_SHORT PROBLEM:_
Filter this data down to the lines that hold "content", and copy them.

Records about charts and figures
▶

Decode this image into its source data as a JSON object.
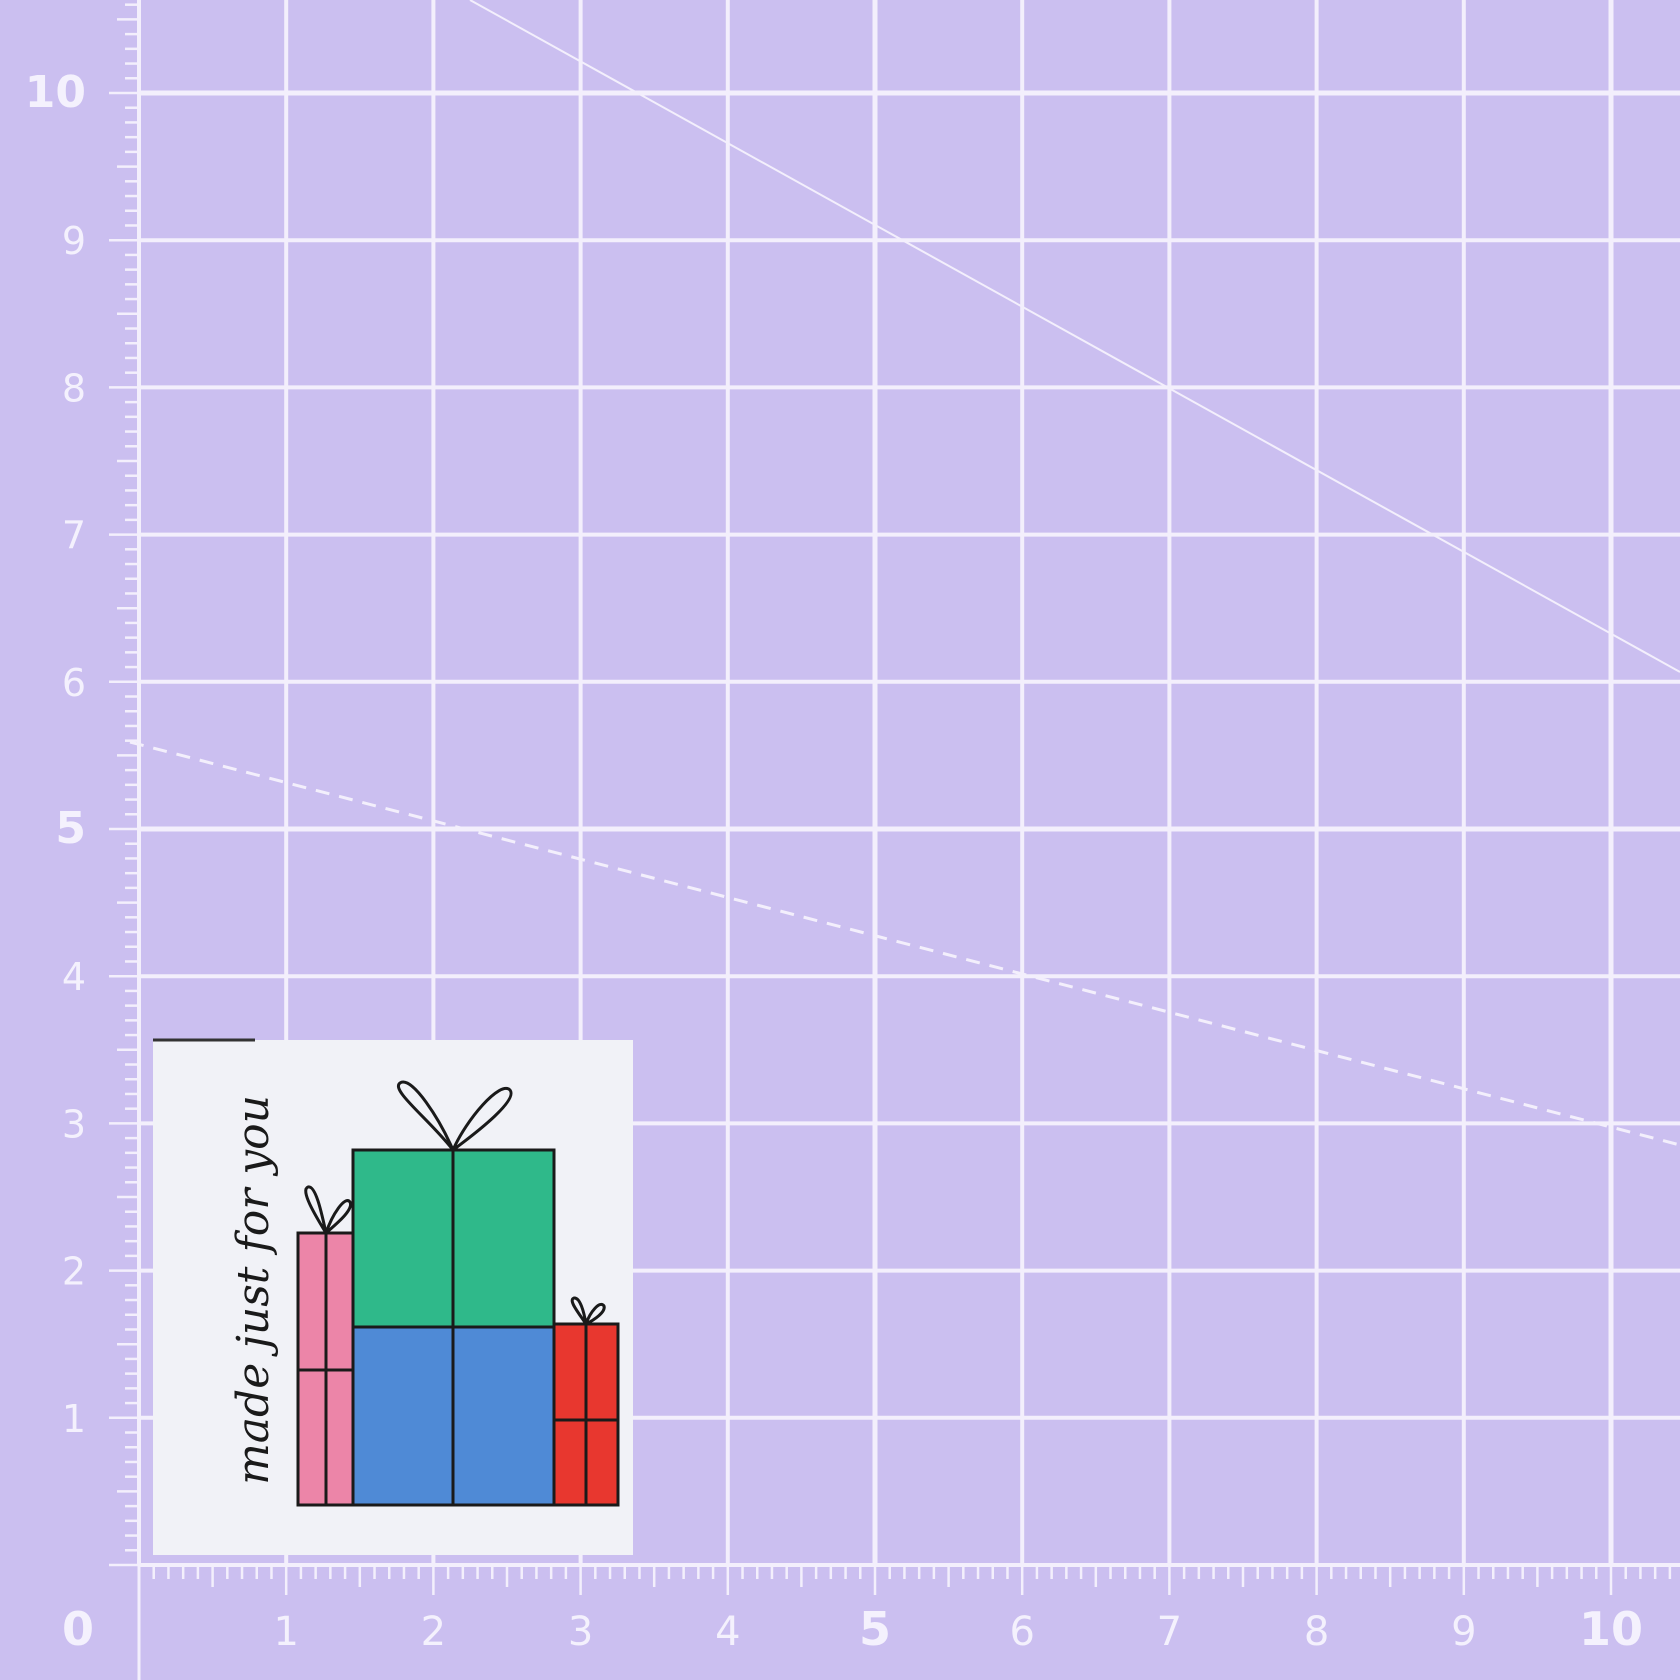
{
  "mat": {
    "background_color": "#cbbff0",
    "line_color": "#f3effc",
    "vertical_scale_labels": [
      "0",
      "1",
      "2",
      "3",
      "4",
      "5",
      "6",
      "7",
      "8",
      "9",
      "10"
    ],
    "horizontal_scale_labels": [
      "0",
      "1",
      "2",
      "3",
      "4",
      "5",
      "6",
      "7",
      "8",
      "9",
      "10"
    ]
  },
  "label": {
    "text": "made just for you",
    "colors": {
      "fabric": "#f1f2f7",
      "green": "#2fb98a",
      "blue": "#4f8ad6",
      "pink": "#ec85a8",
      "red": "#e8372f",
      "outline": "#1a1a1a"
    }
  }
}
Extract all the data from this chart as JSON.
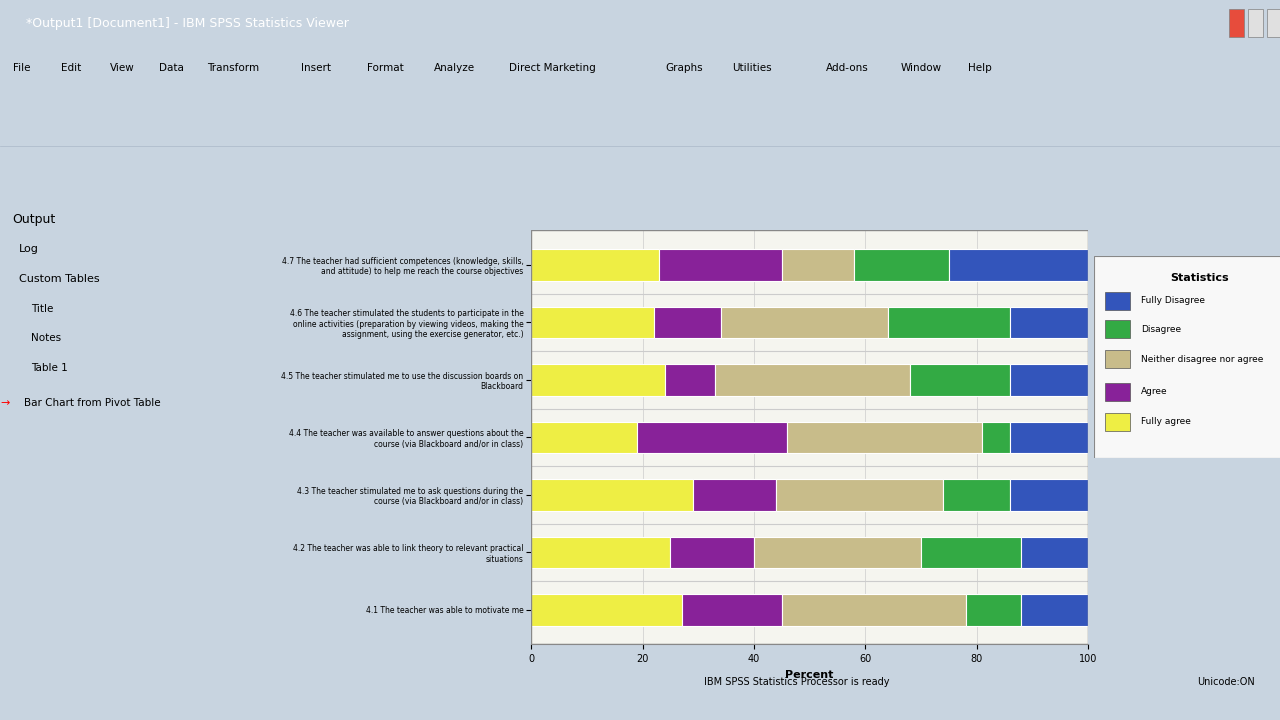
{
  "categories": [
    "4.7 The teacher had sufficient competences (knowledge, skills,\nand attitude) to help me reach the course objectives",
    "4.6 The teacher stimulated the students to participate in the\nonline activities (preparation by viewing videos, making the\nassignment, using the exercise generator, etc.)",
    "4.5 The teacher stimulated me to use the discussion boards on\nBlackboard",
    "4.4 The teacher was available to answer questions about the\ncourse (via Blackboard and/or in class)",
    "4.3 The teacher stimulated me to ask questions during the\ncourse (via Blackboard and/or in class)",
    "4.2 The teacher was able to link theory to relevant practical\nsituations",
    "4.1 The teacher was able to motivate me"
  ],
  "legend_labels": [
    "Fully Disagree",
    "Disagree",
    "Neither disagree nor agree",
    "Agree",
    "Fully agree"
  ],
  "colors": [
    "#3355bb",
    "#33aa44",
    "#c8bc8a",
    "#882299",
    "#eeee44"
  ],
  "data": [
    [
      25,
      17,
      13,
      22,
      23
    ],
    [
      14,
      22,
      30,
      12,
      22
    ],
    [
      14,
      18,
      35,
      9,
      24
    ],
    [
      14,
      5,
      35,
      27,
      19
    ],
    [
      14,
      12,
      30,
      15,
      29
    ],
    [
      12,
      18,
      30,
      15,
      25
    ],
    [
      12,
      10,
      33,
      18,
      27
    ]
  ],
  "xlabel": "Percent",
  "xlim": [
    0,
    100
  ],
  "xticks": [
    0,
    20,
    40,
    60,
    80,
    100
  ],
  "legend_title": "Statistics",
  "bar_height": 0.55,
  "title_bar_color": "#5a7fa8",
  "window_bg": "#c8d4e0",
  "menu_bg": "#dde8f0",
  "sidebar_bg": "#ffffff",
  "chart_area_bg": "#f0ede8",
  "chart_plot_bg": "#f5f5ef",
  "toolbar_bg": "#dde8f0"
}
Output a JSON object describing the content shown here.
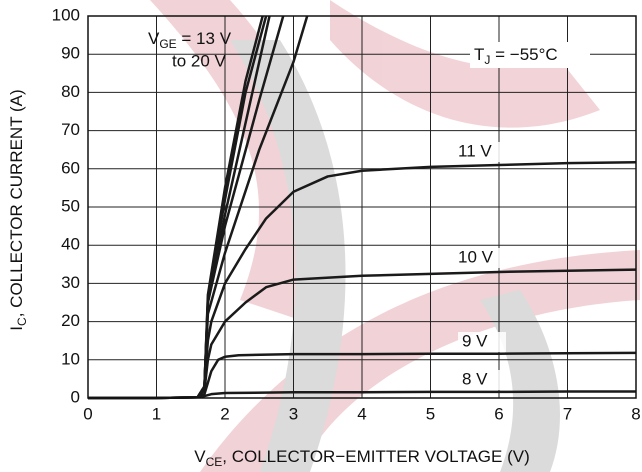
{
  "chart_data": {
    "type": "line",
    "x_label": {
      "main": "V",
      "sub": "CE",
      "rest": ", COLLECTOR−EMITTER VOLTAGE (V)"
    },
    "y_label": {
      "main": "I",
      "sub": "C",
      "rest": ", COLLECTOR CURRENT (A)"
    },
    "annotations": {
      "vge": {
        "main": "V",
        "sub": "GE",
        "rest": " = 13 V",
        "line2": "to 20 V"
      },
      "tj": {
        "main": "T",
        "sub": "J",
        "rest": " = −55°C"
      }
    },
    "xlim": [
      0,
      8
    ],
    "ylim": [
      0,
      100
    ],
    "xticks": [
      0,
      1,
      2,
      3,
      4,
      5,
      6,
      7,
      8
    ],
    "yticks": [
      0,
      10,
      20,
      30,
      40,
      50,
      60,
      70,
      80,
      90,
      100
    ],
    "grid": true,
    "series": [
      {
        "name": "8 V",
        "color": "#1a1a1a",
        "x": [
          0,
          1,
          1.6,
          1.7,
          1.8,
          2,
          3,
          4,
          5,
          6,
          7,
          8
        ],
        "values": [
          0,
          0,
          0.2,
          0.5,
          1,
          1.3,
          1.5,
          1.5,
          1.6,
          1.6,
          1.7,
          1.7
        ]
      },
      {
        "name": "9 V",
        "color": "#1a1a1a",
        "x": [
          0,
          1,
          1.6,
          1.7,
          1.75,
          1.8,
          1.9,
          2,
          2.2,
          3,
          4,
          5,
          6,
          7,
          8
        ],
        "values": [
          0,
          0,
          0.2,
          1,
          4,
          7,
          10,
          10.8,
          11.2,
          11.5,
          11.5,
          11.6,
          11.6,
          11.7,
          11.8
        ]
      },
      {
        "name": "10 V",
        "color": "#1a1a1a",
        "x": [
          0,
          1,
          1.6,
          1.7,
          1.75,
          1.8,
          2,
          2.3,
          2.6,
          3,
          4,
          5,
          6,
          7,
          8
        ],
        "values": [
          0,
          0,
          0.2,
          2,
          10,
          14,
          20,
          25,
          29,
          31,
          32,
          32.5,
          33,
          33.3,
          33.6
        ]
      },
      {
        "name": "11 V",
        "color": "#1a1a1a",
        "x": [
          0,
          1,
          1.6,
          1.7,
          1.75,
          1.8,
          2,
          2.3,
          2.6,
          3,
          3.5,
          4,
          5,
          6,
          7,
          8
        ],
        "values": [
          0,
          0,
          0.2,
          3,
          15,
          20,
          30,
          39,
          47,
          54,
          58,
          59.5,
          60.5,
          61,
          61.5,
          61.7
        ]
      },
      {
        "color": "#1a1a1a",
        "x": [
          1.6,
          1.7,
          1.75,
          2,
          2.5,
          3,
          3.2
        ],
        "values": [
          0.2,
          3,
          22,
          38,
          65,
          88,
          100
        ]
      },
      {
        "color": "#1a1a1a",
        "x": [
          1.6,
          1.7,
          1.75,
          2,
          2.5,
          2.85
        ],
        "values": [
          0.2,
          3,
          25,
          45,
          78,
          100
        ]
      },
      {
        "color": "#1a1a1a",
        "x": [
          1.6,
          1.7,
          1.75,
          2,
          2.4,
          2.65
        ],
        "values": [
          0.2,
          3,
          25,
          48,
          80,
          100
        ]
      },
      {
        "color": "#1a1a1a",
        "x": [
          1.6,
          1.7,
          1.75,
          2,
          2.3,
          2.6
        ],
        "values": [
          0.2,
          3,
          26,
          52,
          80,
          100
        ]
      },
      {
        "color": "#1a1a1a",
        "x": [
          1.6,
          1.7,
          1.75,
          2,
          2.3,
          2.55
        ],
        "values": [
          0.2,
          3,
          27,
          55,
          83,
          100
        ]
      }
    ]
  }
}
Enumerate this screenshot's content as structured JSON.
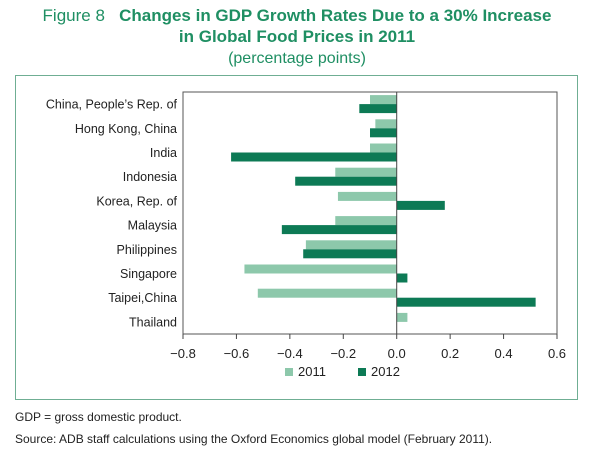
{
  "figure": {
    "label": "Figure 8",
    "title_line1": "Changes in GDP Growth Rates Due to a 30% Increase",
    "title_line2": "in Global Food Prices in 2011",
    "subtitle": "(percentage points)"
  },
  "notes": {
    "abbrev": "GDP = gross domestic product.",
    "source": "Source: ADB staff calculations using the Oxford Economics global model (February 2011)."
  },
  "colors": {
    "series_2011": "#8dc8ab",
    "series_2012": "#0d7a55",
    "frame": "#6fae93",
    "title": "#1f8f63"
  },
  "chart_data": {
    "type": "bar",
    "orientation": "horizontal",
    "categories": [
      "China, People’s Rep. of",
      "Hong Kong, China",
      "India",
      "Indonesia",
      "Korea, Rep. of",
      "Malaysia",
      "Philippines",
      "Singapore",
      "Taipei,China",
      "Thailand"
    ],
    "series": [
      {
        "name": "2011",
        "values": [
          -0.1,
          -0.08,
          -0.1,
          -0.23,
          -0.22,
          -0.23,
          -0.34,
          -0.57,
          -0.52,
          0.04
        ]
      },
      {
        "name": "2012",
        "values": [
          -0.14,
          -0.1,
          -0.62,
          -0.38,
          0.18,
          -0.43,
          -0.35,
          0.04,
          0.52,
          null
        ]
      }
    ],
    "xlim": [
      -0.8,
      0.6
    ],
    "xticks": [
      "−0.8",
      "−0.6",
      "−0.4",
      "−0.2",
      "0.0",
      "0.2",
      "0.4",
      "0.6"
    ],
    "xtick_values": [
      -0.8,
      -0.6,
      -0.4,
      -0.2,
      0.0,
      0.2,
      0.4,
      0.6
    ],
    "legend_position": "bottom",
    "grid": false
  }
}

◀

_THE SOLUTION:_
Output a JSON object describing the content shown here.
Enumerate this screenshot's content as structured JSON.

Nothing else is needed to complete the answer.